Work required »
Will you output all of the data below exactly, omitting the images?

** start **

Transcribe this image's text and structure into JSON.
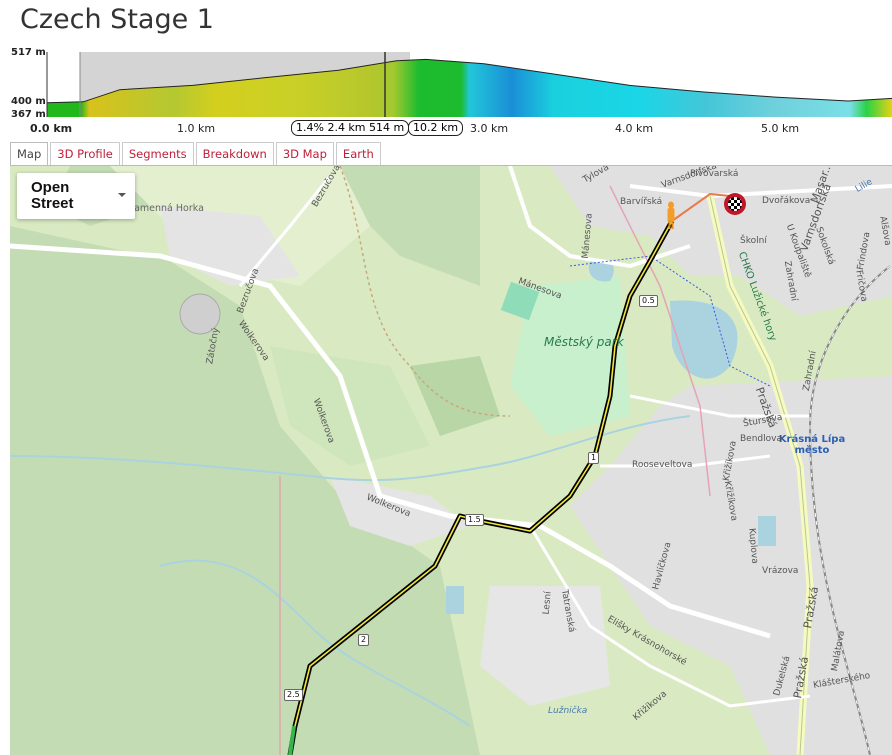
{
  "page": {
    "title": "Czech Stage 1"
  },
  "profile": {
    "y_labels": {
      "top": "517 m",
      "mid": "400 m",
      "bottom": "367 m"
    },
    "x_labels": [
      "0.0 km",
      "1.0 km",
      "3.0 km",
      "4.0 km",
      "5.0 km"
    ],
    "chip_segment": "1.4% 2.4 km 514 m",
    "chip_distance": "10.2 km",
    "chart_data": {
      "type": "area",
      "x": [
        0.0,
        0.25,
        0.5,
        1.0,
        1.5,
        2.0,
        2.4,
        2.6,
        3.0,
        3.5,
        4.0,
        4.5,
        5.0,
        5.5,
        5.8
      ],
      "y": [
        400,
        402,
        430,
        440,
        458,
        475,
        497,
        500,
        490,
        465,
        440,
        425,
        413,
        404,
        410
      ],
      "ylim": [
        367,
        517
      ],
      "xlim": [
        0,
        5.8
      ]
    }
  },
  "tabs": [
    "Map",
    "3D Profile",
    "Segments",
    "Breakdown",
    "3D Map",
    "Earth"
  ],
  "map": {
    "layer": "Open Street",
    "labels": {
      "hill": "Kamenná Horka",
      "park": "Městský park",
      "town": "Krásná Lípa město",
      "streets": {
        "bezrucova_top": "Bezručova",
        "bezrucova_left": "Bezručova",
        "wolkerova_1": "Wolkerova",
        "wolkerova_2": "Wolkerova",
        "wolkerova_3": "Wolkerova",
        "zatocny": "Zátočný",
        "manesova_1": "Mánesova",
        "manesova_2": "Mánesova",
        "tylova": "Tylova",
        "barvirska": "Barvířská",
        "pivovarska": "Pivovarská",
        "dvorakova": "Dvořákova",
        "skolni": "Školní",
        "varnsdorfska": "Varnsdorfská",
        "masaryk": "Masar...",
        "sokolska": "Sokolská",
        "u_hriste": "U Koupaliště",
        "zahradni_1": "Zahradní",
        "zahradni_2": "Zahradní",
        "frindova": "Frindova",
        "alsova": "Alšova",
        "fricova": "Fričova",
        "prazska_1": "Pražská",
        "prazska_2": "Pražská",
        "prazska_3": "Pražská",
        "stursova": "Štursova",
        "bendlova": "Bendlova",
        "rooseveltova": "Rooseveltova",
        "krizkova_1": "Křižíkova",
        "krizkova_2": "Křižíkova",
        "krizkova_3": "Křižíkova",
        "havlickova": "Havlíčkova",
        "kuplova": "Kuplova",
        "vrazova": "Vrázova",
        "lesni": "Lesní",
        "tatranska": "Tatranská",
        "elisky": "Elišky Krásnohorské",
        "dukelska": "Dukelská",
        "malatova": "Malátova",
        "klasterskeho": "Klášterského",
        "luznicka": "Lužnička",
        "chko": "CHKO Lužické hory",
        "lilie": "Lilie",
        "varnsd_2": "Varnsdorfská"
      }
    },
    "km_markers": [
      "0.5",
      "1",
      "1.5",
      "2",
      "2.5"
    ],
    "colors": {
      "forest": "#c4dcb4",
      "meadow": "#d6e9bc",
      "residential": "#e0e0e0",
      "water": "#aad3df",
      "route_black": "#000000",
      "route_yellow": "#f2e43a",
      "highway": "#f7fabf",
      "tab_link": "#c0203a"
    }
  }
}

** end **

Output for this exercise »
Transcribe this image's text and structure into JSON.
{
  "page": {
    "title": "Czech Stage 1"
  },
  "profile": {
    "y_labels": {
      "top": "517 m",
      "mid": "400 m",
      "bottom": "367 m"
    },
    "x_labels": [
      "0.0 km",
      "1.0 km",
      "3.0 km",
      "4.0 km",
      "5.0 km"
    ],
    "chip_segment": "1.4% 2.4 km 514 m",
    "chip_distance": "10.2 km",
    "chart_data": {
      "type": "area",
      "x": [
        0.0,
        0.25,
        0.5,
        1.0,
        1.5,
        2.0,
        2.4,
        2.6,
        3.0,
        3.5,
        4.0,
        4.5,
        5.0,
        5.5,
        5.8
      ],
      "y": [
        400,
        402,
        430,
        440,
        458,
        475,
        497,
        500,
        490,
        465,
        440,
        425,
        413,
        404,
        410
      ],
      "ylim": [
        367,
        517
      ],
      "xlim": [
        0,
        5.8
      ]
    }
  },
  "tabs": [
    "Map",
    "3D Profile",
    "Segments",
    "Breakdown",
    "3D Map",
    "Earth"
  ],
  "map": {
    "layer": "Open Street",
    "labels": {
      "hill": "Kamenná Horka",
      "park": "Městský park",
      "town": "Krásná Lípa město",
      "streets": {
        "bezrucova_top": "Bezručova",
        "bezrucova_left": "Bezručova",
        "wolkerova_1": "Wolkerova",
        "wolkerova_2": "Wolkerova",
        "wolkerova_3": "Wolkerova",
        "zatocny": "Zátočný",
        "manesova_1": "Mánesova",
        "manesova_2": "Mánesova",
        "tylova": "Tylova",
        "barvirska": "Barvířská",
        "pivovarska": "Pivovarská",
        "dvorakova": "Dvořákova",
        "skolni": "Školní",
        "varnsdorfska": "Varnsdorfská",
        "masaryk": "Masar...",
        "sokolska": "Sokolská",
        "u_hriste": "U Koupaliště",
        "zahradni_1": "Zahradní",
        "zahradni_2": "Zahradní",
        "frindova": "Frindova",
        "alsova": "Alšova",
        "fricova": "Fričova",
        "prazska_1": "Pražská",
        "prazska_2": "Pražská",
        "prazska_3": "Pražská",
        "stursova": "Štursova",
        "bendlova": "Bendlova",
        "rooseveltova": "Rooseveltova",
        "krizkova_1": "Křižíkova",
        "krizkova_2": "Křižíkova",
        "krizkova_3": "Křižíkova",
        "havlickova": "Havlíčkova",
        "kuplova": "Kuplova",
        "vrazova": "Vrázova",
        "lesni": "Lesní",
        "tatranska": "Tatranská",
        "elisky": "Elišky Krásnohorské",
        "dukelska": "Dukelská",
        "malatova": "Malátova",
        "klasterskeho": "Klášterského",
        "luznicka": "Lužnička",
        "chko": "CHKO Lužické hory",
        "lilie": "Lilie",
        "varnsd_2": "Varnsdorfská"
      }
    },
    "km_markers": [
      "0.5",
      "1",
      "1.5",
      "2",
      "2.5"
    ],
    "colors": {
      "forest": "#c4dcb4",
      "meadow": "#d6e9bc",
      "residential": "#e0e0e0",
      "water": "#aad3df",
      "route_black": "#000000",
      "route_yellow": "#f2e43a",
      "highway": "#f7fabf",
      "tab_link": "#c0203a"
    }
  }
}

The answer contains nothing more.